* **STATED PROBLEM 1**
Copy the entries starting at the line that contains "wordcloud-word: 焕发 xyxy=(941,146,966,160)" and ending at the line that contains "wordcloud-word: 安全 xyxy=(839,65,866,80)", reproducing each line without change.

* **SUPPLIED TEXT**
───

Therefore, conditioning on \{T\ge N\} in fact concentrates T on N+o(N). Whereas by contrast, when \mu=0, conditioning on \{T\ge N\} gives a nontrivial limit in distribution for T/N, supported on [1,\infty).

A related problem is the value taken by S_N, conditional on {T>N}. It’s a related problem because the event {T>N} depends only on the process up to time N, and so given the value of S_N, even with the conditioning, after time N, the process is just an unconditioned RW. This is a classic application of the Markov property, beloved in several guises by undergraduate probability exam designers.

Anyway, Iglehart [Ig2] shows an invariance principle for S_N | T>N when \mu<0, without scaling. That is S_N=\Theta(1), though the limiting distribution depends on the increment distribution in a sense that is best described through Laplace transforms. If we start a RW with negative drift from height O(1), then it hits zero in time O(1), so in fact this shows that conditonal on \{T\ge N\}, we have T= N +O(1) with high probability. When \mu=0, we have fluctuations on a scale \sqrt{N}, as shown earlier by Iglehart [Ig1]. Again, thinking about the central limit theorem, this fits the asymptotic description of T conditioned on T>N.

Conditioning on T=N

In the case \mu=0, conditioning on T=N gives

\left[\frac{1}{\sqrt{N}}S(\lfloor Nt\rfloor ) ,t\in[0,1] \right] \Rightarrow W^+(t), (*)

where W^+ is a standard Brownian excursion on [0,1]. This is shown roughly simultaneously in [Ka] and [DIM]. This is similar to Donsker’s theorem for the unconditioned random walk, which converges after rescaling to Brownian motion in this sense, or Brownian bridge if you condition on S_N=0. Skorohod’s proof for Brownian bridge [Sk] approximates the event \{S_N=0\} by \{S_N\in[-\epsilon \sqrt{N},+\epsilon \sqrt{N}]\}, since the probability of this event is bounded away from zero. Similarly, but with more technicalities, a proof of convergence conditional on T=N can approximate by \{S_m\ge 0, m\in[\delta N,(1-\delta)N], S_N\in [-\epsilon \sqrt{N},+\epsilon\sqrt{N}]\}. The technicalities here emerge since T, the first return time to zero, is not continuous as a function of continuous functions. (Imagine a sequence of processes f^N for which f^N(x)\ge 0 on [0,1] and f^N(\frac12)=\frac{1}{N}.)

Once you condition on T=N, the mean \mu doesn’t really matter for this scaling limit. That is, so long as variance is finite, for any \mu\in\mathbb{R}, the same result (*) holds, although a different proof is in general necessary. See [BD] and references for details. However, this is particularly clear in the case where the increments are Gaussian. In this setting, we don’t actually need to take a scaling limit. The distribution of Gaussian *random walk bridge* doesn’t depend on the mean of the increments. This is related to the fact that a linear transformation of a Gaussian is Gaussian, and can be seen by examining the joint density function directly.

───

Excerpts from a layout annotation set

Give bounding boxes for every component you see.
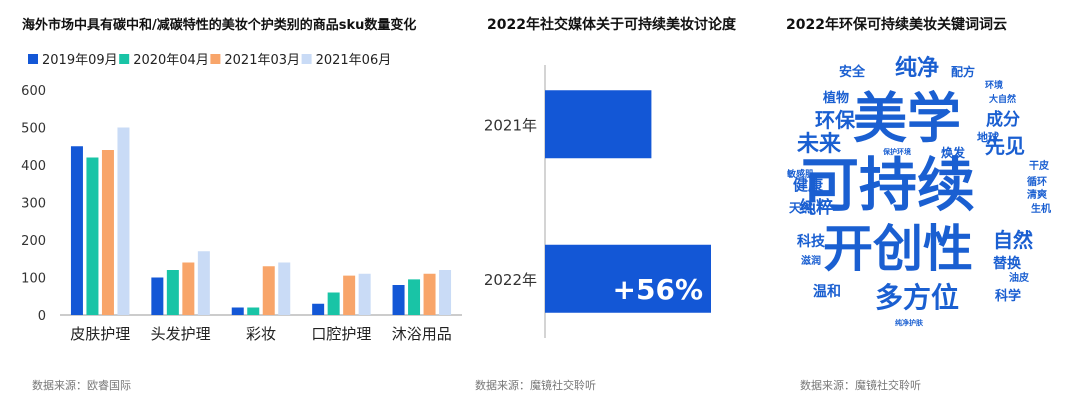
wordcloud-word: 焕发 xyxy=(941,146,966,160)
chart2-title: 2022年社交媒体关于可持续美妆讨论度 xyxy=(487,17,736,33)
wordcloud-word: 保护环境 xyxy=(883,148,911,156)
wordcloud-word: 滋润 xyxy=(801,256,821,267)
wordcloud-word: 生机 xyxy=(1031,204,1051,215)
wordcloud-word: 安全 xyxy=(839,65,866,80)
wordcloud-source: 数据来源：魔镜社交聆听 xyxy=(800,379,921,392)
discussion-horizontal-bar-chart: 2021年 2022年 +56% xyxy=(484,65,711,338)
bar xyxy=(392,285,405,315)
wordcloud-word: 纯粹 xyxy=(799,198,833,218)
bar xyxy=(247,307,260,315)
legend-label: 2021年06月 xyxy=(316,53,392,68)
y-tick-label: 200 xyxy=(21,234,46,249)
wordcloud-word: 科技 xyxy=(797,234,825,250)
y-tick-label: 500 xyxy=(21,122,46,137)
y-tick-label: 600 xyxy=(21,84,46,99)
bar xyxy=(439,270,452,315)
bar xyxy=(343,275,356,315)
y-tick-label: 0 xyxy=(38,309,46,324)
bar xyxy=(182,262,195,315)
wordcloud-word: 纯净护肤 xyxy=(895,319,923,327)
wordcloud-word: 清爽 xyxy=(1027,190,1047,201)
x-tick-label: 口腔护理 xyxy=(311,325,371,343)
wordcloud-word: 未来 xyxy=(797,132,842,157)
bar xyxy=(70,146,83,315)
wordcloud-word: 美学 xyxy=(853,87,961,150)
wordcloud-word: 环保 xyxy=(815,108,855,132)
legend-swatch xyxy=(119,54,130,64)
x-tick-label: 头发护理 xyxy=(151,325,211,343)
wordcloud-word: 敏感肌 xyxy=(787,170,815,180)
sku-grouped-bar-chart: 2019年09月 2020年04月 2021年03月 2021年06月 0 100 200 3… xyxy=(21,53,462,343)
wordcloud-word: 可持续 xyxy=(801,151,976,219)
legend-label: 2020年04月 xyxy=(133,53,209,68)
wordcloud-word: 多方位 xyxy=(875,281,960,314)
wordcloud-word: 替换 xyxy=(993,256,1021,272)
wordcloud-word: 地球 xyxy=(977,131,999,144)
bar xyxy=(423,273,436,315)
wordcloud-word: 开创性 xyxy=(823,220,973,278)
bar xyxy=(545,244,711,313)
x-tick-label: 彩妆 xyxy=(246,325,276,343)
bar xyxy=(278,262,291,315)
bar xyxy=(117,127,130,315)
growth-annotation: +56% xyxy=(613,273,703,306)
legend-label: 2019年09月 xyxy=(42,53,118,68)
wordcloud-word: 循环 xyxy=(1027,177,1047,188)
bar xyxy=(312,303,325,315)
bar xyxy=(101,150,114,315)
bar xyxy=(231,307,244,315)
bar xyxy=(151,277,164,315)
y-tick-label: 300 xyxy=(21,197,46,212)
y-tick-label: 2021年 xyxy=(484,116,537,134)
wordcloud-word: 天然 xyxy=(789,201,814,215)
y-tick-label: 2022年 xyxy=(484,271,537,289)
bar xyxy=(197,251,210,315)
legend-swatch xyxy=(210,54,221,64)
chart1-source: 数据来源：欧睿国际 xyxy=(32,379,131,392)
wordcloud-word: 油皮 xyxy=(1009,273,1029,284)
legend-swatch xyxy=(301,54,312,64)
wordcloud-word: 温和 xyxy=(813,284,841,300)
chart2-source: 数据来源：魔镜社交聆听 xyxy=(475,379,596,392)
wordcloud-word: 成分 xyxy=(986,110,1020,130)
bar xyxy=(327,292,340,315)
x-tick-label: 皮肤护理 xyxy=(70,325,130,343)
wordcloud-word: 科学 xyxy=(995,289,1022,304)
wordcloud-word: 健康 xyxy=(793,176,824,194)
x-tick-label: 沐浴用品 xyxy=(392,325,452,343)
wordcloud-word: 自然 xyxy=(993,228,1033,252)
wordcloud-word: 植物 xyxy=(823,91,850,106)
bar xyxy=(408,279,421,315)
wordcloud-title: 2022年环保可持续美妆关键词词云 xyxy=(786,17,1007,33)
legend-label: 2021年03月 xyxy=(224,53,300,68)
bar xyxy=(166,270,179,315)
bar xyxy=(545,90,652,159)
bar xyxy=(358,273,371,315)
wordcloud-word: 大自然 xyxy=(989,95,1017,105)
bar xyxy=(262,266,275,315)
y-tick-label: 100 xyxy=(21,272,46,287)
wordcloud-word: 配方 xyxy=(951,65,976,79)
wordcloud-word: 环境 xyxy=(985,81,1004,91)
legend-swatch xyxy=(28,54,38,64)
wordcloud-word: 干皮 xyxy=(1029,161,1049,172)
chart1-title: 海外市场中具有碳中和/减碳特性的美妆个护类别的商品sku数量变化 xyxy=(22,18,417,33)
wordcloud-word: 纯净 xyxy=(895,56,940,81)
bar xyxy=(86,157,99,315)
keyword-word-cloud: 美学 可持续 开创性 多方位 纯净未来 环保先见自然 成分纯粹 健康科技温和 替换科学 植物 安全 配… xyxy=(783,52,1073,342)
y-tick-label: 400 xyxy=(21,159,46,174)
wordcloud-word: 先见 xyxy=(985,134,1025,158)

───

* **STATED PROBLEM 2**
For each statement below, say yes or no to whether it agrees with the passage on conditioned random walks, and quote the words from that passage that decide it. (a) Iglehart [Ig2] shows an invariance principle for S_N given T>N when the mean is negative, without scaling. (b) The convergence to a standard Brownian excursion is shown in one source only. (c) The distribution of Gaussian random walk bridge depends on the mean of the increments.

* **WRITTEN RESPONSE 1**
wordcloud-word: 焕发 xyxy=(941,146,966,160)
chart2-title: 2022年社交媒体关于可持续美妆讨论度 xyxy=(487,17,736,33)
wordcloud-word: 保护环境 xyxy=(883,148,911,156)
wordcloud-word: 滋润 xyxy=(801,256,821,267)
wordcloud-word: 生机 xyxy=(1031,204,1051,215)
wordcloud-word: 安全 xyxy=(839,65,866,80)

* **WRITTEN RESPONSE 2**
(a) Yes: "Iglehart [Ig2] shows an invariance principle for S_N | T>N when \mu<0, without scaling."
(b) No: "This is shown roughly simultaneously in [Ka] and [DIM]."
(c) No: "The distribution of Gaussian *random walk bridge* doesn’t depend on the mean of the increments."